The exercise: Gather all lines with "wird" from the records.

(Collected data)
⁂
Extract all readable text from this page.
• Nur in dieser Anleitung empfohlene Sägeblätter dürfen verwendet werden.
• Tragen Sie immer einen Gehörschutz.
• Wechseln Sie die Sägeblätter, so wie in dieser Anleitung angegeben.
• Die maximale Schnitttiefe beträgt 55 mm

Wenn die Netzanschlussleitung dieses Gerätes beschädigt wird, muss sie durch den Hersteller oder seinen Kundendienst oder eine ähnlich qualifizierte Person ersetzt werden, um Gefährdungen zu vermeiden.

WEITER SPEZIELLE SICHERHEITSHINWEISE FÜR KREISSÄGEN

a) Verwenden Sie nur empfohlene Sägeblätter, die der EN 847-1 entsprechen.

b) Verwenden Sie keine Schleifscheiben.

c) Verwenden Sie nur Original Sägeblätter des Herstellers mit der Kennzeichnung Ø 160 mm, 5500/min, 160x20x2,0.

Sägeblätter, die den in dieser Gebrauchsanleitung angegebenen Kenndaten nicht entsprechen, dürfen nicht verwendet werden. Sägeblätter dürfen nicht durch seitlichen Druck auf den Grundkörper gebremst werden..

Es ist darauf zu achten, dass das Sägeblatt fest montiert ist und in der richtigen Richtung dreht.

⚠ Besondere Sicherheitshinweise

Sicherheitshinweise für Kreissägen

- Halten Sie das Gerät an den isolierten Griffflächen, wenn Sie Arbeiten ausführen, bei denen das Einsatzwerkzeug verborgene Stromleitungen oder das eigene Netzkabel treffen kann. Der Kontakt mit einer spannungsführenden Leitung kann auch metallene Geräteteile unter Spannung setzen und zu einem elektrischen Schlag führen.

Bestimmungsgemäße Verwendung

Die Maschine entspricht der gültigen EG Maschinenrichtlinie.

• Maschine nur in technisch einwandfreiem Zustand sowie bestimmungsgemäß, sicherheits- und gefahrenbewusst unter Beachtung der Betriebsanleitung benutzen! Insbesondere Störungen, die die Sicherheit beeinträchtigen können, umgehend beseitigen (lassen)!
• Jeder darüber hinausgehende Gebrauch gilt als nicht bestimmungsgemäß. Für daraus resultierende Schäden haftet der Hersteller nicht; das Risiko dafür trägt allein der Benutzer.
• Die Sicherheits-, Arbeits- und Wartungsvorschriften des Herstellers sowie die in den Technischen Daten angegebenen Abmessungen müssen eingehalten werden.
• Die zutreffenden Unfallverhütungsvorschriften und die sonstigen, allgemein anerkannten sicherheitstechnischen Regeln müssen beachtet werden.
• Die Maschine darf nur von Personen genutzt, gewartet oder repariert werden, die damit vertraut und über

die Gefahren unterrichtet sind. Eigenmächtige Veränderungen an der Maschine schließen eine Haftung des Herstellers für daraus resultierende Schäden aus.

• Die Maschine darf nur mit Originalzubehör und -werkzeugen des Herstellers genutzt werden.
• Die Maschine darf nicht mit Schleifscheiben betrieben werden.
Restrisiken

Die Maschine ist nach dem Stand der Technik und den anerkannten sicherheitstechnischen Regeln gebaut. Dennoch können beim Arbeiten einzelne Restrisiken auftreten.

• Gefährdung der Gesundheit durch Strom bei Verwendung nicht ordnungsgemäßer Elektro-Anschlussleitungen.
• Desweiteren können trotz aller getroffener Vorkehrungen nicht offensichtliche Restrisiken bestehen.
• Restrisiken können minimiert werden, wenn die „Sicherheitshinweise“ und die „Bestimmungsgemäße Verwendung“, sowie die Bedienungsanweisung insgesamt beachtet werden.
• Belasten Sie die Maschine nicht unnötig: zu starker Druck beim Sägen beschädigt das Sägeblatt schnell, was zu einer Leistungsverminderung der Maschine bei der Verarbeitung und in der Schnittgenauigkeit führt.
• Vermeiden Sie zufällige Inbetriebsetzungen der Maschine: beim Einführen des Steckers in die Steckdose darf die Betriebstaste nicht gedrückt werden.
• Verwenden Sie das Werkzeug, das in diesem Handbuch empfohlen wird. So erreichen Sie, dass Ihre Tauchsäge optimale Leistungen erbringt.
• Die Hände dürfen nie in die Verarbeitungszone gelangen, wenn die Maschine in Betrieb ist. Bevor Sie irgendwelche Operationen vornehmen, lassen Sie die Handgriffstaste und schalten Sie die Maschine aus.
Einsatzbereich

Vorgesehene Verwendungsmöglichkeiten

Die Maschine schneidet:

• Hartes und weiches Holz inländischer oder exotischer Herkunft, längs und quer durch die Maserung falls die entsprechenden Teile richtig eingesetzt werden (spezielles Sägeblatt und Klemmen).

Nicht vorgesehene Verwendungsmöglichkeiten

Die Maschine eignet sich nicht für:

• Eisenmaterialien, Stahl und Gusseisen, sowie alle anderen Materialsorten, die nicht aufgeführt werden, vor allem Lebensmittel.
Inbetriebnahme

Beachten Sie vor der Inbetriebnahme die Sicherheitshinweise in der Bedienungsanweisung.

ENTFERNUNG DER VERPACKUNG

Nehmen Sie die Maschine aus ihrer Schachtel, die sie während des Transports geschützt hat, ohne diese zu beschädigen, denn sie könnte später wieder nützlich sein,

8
⁂
Solved problem:
Wenn die Netzanschlussleitung dieses Gerätes beschädigt wird, muss sie durch den Hersteller oder seinen Kundendienst oder eine ähnlich qualifizierte Person ersetzt werden, um Gefährdungen zu vermeiden.
• Verwenden Sie das Werkzeug, das in diesem Handbuch empfohlen wird. So erreichen Sie, dass Ihre Tauchsäge optimale Leistungen erbringt.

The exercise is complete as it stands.